Given instruction: In the entries below, identify every line with the string "Gwenn" and copy it.
:: Entries supplied
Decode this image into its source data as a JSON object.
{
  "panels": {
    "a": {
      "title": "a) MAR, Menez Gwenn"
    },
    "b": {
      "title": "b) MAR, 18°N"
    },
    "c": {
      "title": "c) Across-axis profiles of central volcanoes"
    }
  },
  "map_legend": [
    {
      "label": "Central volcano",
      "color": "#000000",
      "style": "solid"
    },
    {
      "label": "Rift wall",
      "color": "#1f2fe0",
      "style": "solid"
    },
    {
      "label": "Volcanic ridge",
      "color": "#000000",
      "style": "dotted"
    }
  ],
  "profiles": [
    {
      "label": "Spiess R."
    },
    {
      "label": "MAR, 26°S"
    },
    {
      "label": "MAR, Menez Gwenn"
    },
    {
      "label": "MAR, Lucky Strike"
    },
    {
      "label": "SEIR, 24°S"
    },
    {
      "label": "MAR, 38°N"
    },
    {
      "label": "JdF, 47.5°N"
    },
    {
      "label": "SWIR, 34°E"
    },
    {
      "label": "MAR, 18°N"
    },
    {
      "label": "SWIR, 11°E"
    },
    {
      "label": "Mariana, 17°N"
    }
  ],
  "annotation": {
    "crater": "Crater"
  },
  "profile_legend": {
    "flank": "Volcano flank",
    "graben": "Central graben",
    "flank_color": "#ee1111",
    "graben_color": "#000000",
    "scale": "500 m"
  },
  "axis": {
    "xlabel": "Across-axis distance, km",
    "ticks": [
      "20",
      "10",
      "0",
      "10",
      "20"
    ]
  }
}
::::
Task answer:
      "title": "a) MAR, Menez Gwenn"
      "label": "MAR, Menez Gwenn"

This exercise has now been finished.